_TASK GOAL:_ Write down every entry below once more, exactly.

_EXERCISE MATERIALS:_

··········

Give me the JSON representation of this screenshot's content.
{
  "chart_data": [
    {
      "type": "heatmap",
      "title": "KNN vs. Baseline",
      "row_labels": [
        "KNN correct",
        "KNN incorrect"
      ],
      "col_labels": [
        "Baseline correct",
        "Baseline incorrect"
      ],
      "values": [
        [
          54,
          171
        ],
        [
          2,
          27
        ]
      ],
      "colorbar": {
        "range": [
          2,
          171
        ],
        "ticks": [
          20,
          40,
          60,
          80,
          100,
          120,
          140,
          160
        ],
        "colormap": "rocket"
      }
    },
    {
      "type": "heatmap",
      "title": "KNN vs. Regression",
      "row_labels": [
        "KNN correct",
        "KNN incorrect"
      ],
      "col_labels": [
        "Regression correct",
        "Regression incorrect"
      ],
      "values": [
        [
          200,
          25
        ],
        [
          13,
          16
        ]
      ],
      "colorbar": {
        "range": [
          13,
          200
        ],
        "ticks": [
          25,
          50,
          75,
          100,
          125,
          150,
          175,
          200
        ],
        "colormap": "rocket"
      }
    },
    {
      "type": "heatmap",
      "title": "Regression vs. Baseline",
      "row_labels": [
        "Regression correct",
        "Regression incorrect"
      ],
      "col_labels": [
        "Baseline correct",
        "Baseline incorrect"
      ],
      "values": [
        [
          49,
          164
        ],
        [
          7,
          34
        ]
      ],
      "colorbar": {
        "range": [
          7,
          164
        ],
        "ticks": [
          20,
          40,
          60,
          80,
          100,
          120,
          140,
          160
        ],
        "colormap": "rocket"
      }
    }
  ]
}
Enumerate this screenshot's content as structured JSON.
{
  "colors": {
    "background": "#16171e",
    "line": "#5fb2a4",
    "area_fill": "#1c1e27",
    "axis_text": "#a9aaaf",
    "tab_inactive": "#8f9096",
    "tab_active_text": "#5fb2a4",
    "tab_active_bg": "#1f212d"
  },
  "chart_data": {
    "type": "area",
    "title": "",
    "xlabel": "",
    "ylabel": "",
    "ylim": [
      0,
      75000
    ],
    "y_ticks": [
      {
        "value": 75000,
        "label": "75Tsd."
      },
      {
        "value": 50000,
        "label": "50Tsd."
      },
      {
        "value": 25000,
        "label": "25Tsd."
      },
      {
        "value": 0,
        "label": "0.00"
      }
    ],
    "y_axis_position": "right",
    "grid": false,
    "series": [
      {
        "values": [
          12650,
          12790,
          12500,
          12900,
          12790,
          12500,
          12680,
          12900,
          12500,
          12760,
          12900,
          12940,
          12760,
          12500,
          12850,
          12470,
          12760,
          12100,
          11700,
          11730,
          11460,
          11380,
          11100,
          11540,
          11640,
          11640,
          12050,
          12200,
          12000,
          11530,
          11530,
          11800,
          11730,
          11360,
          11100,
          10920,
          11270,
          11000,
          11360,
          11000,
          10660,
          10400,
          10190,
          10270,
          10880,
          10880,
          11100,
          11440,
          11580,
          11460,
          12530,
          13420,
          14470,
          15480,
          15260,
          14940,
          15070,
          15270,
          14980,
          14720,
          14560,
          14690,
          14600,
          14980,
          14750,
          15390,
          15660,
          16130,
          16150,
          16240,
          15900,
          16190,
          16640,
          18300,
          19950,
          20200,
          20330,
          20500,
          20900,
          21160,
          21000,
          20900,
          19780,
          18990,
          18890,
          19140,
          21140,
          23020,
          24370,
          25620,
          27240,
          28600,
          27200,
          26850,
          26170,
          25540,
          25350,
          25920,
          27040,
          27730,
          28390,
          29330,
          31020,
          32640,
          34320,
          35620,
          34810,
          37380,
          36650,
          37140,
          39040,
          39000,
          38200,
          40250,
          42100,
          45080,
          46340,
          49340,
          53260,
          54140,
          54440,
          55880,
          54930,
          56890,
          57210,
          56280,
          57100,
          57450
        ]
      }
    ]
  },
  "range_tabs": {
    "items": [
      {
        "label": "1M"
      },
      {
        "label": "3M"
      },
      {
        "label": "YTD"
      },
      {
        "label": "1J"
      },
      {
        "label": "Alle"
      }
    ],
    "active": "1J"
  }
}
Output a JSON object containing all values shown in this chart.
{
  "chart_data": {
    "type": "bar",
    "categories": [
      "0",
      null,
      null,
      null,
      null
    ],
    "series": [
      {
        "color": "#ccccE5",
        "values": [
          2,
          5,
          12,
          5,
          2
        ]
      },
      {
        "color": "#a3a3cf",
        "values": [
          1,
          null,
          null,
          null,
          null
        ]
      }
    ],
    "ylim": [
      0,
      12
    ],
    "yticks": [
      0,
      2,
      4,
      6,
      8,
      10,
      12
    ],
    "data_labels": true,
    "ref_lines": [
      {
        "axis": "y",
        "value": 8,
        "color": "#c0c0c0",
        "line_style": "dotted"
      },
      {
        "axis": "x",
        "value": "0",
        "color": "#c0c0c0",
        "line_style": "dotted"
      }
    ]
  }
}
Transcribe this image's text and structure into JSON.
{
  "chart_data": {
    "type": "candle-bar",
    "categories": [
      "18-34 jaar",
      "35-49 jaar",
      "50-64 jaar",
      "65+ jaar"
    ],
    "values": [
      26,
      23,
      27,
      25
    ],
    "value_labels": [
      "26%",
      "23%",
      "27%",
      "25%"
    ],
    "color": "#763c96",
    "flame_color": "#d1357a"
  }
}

··········

_WRITTEN SOLUTION:_
Give me the JSON representation of this screenshot's content.
{
  "chart_data": [
    {
      "type": "heatmap",
      "title": "KNN vs. Baseline",
      "row_labels": [
        "KNN correct",
        "KNN incorrect"
      ],
      "col_labels": [
        "Baseline correct",
        "Baseline incorrect"
      ],
      "values": [
        [
          54,
          171
        ],
        [
          2,
          27
        ]
      ],
      "colorbar": {
        "range": [
          2,
          171
        ],
        "ticks": [
          20,
          40,
          60,
          80,
          100,
          120,
          140,
          160
        ],
        "colormap": "rocket"
      }
    },
    {
      "type": "heatmap",
      "title": "KNN vs. Regression",
      "row_labels": [
        "KNN correct",
        "KNN incorrect"
      ],
      "col_labels": [
        "Regression correct",
        "Regression incorrect"
      ],
      "values": [
        [
          200,
          25
        ],
        [
          13,
          16
        ]
      ],
      "colorbar": {
        "range": [
          13,
          200
        ],
        "ticks": [
          25,
          50,
          75,
          100,
          125,
          150,
          175,
          200
        ],
        "colormap": "rocket"
      }
    },
    {
      "type": "heatmap",
      "title": "Regression vs. Baseline",
      "row_labels": [
        "Regression correct",
        "Regression incorrect"
      ],
      "col_labels": [
        "Baseline correct",
        "Baseline incorrect"
      ],
      "values": [
        [
          49,
          164
        ],
        [
          7,
          34
        ]
      ],
      "colorbar": {
        "range": [
          7,
          164
        ],
        "ticks": [
          20,
          40,
          60,
          80,
          100,
          120,
          140,
          160
        ],
        "colormap": "rocket"
      }
    }
  ]
}
Enumerate this screenshot's content as structured JSON.
{
  "colors": {
    "background": "#16171e",
    "line": "#5fb2a4",
    "area_fill": "#1c1e27",
    "axis_text": "#a9aaaf",
    "tab_inactive": "#8f9096",
    "tab_active_text": "#5fb2a4",
    "tab_active_bg": "#1f212d"
  },
  "chart_data": {
    "type": "area",
    "title": "",
    "xlabel": "",
    "ylabel": "",
    "ylim": [
      0,
      75000
    ],
    "y_ticks": [
      {
        "value": 75000,
        "label": "75Tsd."
      },
      {
        "value": 50000,
        "label": "50Tsd."
      },
      {
        "value": 25000,
        "label": "25Tsd."
      },
      {
        "value": 0,
        "label": "0.00"
      }
    ],
    "y_axis_position": "right",
    "grid": false,
    "series": [
      {
        "values": [
          12650,
          12790,
          12500,
          12900,
          12790,
          12500,
          12680,
          12900,
          12500,
          12760,
          12900,
          12940,
          12760,
          12500,
          12850,
          12470,
          12760,
          12100,
          11700,
          11730,
          11460,
          11380,
          11100,
          11540,
          11640,
          11640,
          12050,
          12200,
          12000,
          11530,
          11530,
          11800,
          11730,
          11360,
          11100,
          10920,
          11270,
          11000,
          11360,
          11000,
          10660,
          10400,
          10190,
          10270,
          10880,
          10880,
          11100,
          11440,
          11580,
          11460,
          12530,
          13420,
          14470,
          15480,
          15260,
          14940,
          15070,
          15270,
          14980,
          14720,
          14560,
          14690,
          14600,
          14980,
          14750,
          15390,
          15660,
          16130,
          16150,
          16240,
          15900,
          16190,
          16640,
          18300,
          19950,
          20200,
          20330,
          20500,
          20900,
          21160,
          21000,
          20900,
          19780,
          18990,
          18890,
          19140,
          21140,
          23020,
          24370,
          25620,
          27240,
          28600,
          27200,
          26850,
          26170,
          25540,
          25350,
          25920,
          27040,
          27730,
          28390,
          29330,
          31020,
          32640,
          34320,
          35620,
          34810,
          37380,
          36650,
          37140,
          39040,
          39000,
          38200,
          40250,
          42100,
          45080,
          46340,
          49340,
          53260,
          54140,
          54440,
          55880,
          54930,
          56890,
          57210,
          56280,
          57100,
          57450
        ]
      }
    ]
  },
  "range_tabs": {
    "items": [
      {
        "label": "1M"
      },
      {
        "label": "3M"
      },
      {
        "label": "YTD"
      },
      {
        "label": "1J"
      },
      {
        "label": "Alle"
      }
    ],
    "active": "1J"
  }
}
Output a JSON object containing all values shown in this chart.
{
  "chart_data": {
    "type": "bar",
    "categories": [
      "0",
      null,
      null,
      null,
      null
    ],
    "series": [
      {
        "color": "#ccccE5",
        "values": [
          2,
          5,
          12,
          5,
          2
        ]
      },
      {
        "color": "#a3a3cf",
        "values": [
          1,
          null,
          null,
          null,
          null
        ]
      }
    ],
    "ylim": [
      0,
      12
    ],
    "yticks": [
      0,
      2,
      4,
      6,
      8,
      10,
      12
    ],
    "data_labels": true,
    "ref_lines": [
      {
        "axis": "y",
        "value": 8,
        "color": "#c0c0c0",
        "line_style": "dotted"
      },
      {
        "axis": "x",
        "value": "0",
        "color": "#c0c0c0",
        "line_style": "dotted"
      }
    ]
  }
}
Transcribe this image's text and structure into JSON.
{
  "chart_data": {
    "type": "candle-bar",
    "categories": [
      "18-34 jaar",
      "35-49 jaar",
      "50-64 jaar",
      "65+ jaar"
    ],
    "values": [
      26,
      23,
      27,
      25
    ],
    "value_labels": [
      "26%",
      "23%",
      "27%",
      "25%"
    ],
    "color": "#763c96",
    "flame_color": "#d1357a"
  }
}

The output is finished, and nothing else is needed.